Print every line of the entries below, starting from the first line and ending with the line that contains "sidebar-item-label: Верхнее меню", inclusive, reproducing each one verbatim.

-- Start of Given records --

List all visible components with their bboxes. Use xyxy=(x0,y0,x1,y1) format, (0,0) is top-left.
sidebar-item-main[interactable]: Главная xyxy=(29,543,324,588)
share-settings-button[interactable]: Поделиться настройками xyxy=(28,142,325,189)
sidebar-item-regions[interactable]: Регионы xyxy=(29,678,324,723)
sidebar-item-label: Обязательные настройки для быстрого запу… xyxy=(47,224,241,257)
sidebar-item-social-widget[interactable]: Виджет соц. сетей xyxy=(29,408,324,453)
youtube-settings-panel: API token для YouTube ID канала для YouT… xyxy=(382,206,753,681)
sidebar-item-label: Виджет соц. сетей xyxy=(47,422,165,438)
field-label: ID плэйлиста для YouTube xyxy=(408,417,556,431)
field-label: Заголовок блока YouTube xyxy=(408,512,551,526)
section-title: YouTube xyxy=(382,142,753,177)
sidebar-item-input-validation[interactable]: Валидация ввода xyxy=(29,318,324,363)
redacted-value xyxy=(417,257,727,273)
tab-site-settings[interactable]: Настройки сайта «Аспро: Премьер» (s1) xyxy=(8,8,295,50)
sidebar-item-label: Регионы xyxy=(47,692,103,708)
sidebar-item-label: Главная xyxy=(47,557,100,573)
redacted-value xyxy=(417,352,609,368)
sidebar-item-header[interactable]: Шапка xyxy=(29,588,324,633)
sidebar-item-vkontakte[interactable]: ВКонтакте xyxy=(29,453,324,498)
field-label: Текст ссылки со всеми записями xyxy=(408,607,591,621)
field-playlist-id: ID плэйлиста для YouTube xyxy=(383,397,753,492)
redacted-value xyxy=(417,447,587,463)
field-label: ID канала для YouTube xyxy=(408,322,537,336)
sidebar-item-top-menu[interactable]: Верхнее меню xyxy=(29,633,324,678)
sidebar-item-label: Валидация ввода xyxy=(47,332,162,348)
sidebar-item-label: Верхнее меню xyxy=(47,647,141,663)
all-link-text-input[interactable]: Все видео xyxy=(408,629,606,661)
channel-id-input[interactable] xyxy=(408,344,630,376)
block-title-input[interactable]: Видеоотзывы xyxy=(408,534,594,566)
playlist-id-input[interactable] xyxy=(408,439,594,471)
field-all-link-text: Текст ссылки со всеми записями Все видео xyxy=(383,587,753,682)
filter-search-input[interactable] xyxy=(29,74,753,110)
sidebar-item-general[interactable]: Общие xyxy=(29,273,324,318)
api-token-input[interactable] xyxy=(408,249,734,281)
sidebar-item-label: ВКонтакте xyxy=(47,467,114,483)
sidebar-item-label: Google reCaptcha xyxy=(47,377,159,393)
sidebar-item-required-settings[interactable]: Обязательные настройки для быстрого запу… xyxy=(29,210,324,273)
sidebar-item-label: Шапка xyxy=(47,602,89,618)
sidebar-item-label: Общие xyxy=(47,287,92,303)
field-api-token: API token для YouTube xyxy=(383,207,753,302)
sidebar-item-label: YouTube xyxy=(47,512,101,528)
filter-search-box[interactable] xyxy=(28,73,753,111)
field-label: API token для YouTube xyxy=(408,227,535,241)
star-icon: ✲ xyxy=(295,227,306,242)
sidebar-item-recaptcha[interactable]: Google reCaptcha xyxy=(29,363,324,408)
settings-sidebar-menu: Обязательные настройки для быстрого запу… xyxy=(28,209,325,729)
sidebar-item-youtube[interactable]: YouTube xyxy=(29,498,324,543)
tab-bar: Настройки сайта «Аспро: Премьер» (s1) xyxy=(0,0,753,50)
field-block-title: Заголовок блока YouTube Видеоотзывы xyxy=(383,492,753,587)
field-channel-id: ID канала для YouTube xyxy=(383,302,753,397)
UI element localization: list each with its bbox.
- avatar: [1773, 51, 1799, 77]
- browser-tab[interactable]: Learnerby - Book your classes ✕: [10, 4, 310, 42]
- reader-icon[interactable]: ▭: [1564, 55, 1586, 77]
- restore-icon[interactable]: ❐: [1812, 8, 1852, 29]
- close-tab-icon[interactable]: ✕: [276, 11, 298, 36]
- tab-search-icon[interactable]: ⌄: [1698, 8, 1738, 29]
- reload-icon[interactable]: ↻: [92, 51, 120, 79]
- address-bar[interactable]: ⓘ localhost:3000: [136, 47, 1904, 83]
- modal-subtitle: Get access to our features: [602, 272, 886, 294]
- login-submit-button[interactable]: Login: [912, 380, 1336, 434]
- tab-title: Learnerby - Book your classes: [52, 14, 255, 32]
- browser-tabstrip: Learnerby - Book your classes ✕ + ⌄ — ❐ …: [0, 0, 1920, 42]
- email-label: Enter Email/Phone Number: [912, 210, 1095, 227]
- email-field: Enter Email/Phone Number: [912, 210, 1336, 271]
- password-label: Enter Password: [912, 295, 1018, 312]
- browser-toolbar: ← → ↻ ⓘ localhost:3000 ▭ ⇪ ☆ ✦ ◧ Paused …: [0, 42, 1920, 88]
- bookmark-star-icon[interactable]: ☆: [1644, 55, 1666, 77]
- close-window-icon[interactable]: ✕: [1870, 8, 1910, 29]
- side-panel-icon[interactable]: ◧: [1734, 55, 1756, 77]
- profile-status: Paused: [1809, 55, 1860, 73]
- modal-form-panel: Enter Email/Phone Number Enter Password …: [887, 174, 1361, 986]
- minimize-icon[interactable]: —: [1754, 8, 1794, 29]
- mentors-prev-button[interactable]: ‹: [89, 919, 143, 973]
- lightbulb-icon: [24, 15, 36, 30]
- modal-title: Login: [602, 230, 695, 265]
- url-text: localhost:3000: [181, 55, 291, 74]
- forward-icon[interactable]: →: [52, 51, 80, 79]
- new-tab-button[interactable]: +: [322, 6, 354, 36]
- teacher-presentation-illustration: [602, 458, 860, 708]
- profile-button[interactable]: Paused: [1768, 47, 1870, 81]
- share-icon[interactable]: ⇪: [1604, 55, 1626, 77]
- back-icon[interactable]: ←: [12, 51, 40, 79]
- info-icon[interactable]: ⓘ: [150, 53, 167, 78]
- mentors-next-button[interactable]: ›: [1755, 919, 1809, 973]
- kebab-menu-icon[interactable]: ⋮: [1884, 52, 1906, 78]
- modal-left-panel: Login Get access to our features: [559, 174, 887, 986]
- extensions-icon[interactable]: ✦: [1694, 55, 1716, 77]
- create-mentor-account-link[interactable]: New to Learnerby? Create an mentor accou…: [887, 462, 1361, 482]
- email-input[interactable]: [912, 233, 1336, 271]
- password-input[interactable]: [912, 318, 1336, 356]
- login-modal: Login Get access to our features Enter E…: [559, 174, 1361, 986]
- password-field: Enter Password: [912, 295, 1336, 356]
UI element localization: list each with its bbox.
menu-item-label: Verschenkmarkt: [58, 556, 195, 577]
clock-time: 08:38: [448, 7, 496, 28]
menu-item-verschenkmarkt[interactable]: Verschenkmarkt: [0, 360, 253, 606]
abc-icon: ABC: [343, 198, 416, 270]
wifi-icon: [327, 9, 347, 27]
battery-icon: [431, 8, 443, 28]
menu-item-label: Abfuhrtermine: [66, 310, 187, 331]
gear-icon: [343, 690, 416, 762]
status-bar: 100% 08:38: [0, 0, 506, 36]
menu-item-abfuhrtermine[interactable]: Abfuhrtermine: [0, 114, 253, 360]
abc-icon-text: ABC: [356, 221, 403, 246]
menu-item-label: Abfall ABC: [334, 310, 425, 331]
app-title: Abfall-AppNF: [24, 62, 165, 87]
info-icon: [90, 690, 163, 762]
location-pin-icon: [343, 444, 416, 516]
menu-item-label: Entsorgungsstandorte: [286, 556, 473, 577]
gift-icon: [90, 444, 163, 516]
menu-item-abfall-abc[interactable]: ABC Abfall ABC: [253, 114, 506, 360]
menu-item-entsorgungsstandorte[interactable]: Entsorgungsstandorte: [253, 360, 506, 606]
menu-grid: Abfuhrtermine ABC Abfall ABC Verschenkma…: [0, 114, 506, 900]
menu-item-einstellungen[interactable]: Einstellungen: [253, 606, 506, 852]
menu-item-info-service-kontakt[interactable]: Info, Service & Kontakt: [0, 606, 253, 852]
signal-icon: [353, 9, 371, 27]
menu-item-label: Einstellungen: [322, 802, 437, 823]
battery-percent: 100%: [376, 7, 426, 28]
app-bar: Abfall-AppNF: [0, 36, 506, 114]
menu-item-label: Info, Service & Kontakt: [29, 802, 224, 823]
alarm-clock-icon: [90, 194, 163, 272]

-- End of Given records --

Written answer:
List all visible components with their bboxes. Use xyxy=(x0,y0,x1,y1) format, (0,0) is top-left.
sidebar-item-main[interactable]: Главная xyxy=(29,543,324,588)
share-settings-button[interactable]: Поделиться настройками xyxy=(28,142,325,189)
sidebar-item-regions[interactable]: Регионы xyxy=(29,678,324,723)
sidebar-item-label: Обязательные настройки для быстрого запу… xyxy=(47,224,241,257)
sidebar-item-social-widget[interactable]: Виджет соц. сетей xyxy=(29,408,324,453)
youtube-settings-panel: API token для YouTube ID канала для YouT… xyxy=(382,206,753,681)
sidebar-item-label: Виджет соц. сетей xyxy=(47,422,165,438)
field-label: ID плэйлиста для YouTube xyxy=(408,417,556,431)
field-label: Заголовок блока YouTube xyxy=(408,512,551,526)
section-title: YouTube xyxy=(382,142,753,177)
sidebar-item-input-validation[interactable]: Валидация ввода xyxy=(29,318,324,363)
redacted-value xyxy=(417,257,727,273)
tab-site-settings[interactable]: Настройки сайта «Аспро: Премьер» (s1) xyxy=(8,8,295,50)
sidebar-item-label: Регионы xyxy=(47,692,103,708)
sidebar-item-label: Главная xyxy=(47,557,100,573)
redacted-value xyxy=(417,352,609,368)
sidebar-item-header[interactable]: Шапка xyxy=(29,588,324,633)
sidebar-item-vkontakte[interactable]: ВКонтакте xyxy=(29,453,324,498)
field-label: Текст ссылки со всеми записями xyxy=(408,607,591,621)
field-playlist-id: ID плэйлиста для YouTube xyxy=(383,397,753,492)
redacted-value xyxy=(417,447,587,463)
field-label: ID канала для YouTube xyxy=(408,322,537,336)
sidebar-item-top-menu[interactable]: Верхнее меню xyxy=(29,633,324,678)
sidebar-item-label: Валидация ввода xyxy=(47,332,162,348)
sidebar-item-label: Верхнее меню xyxy=(47,647,141,663)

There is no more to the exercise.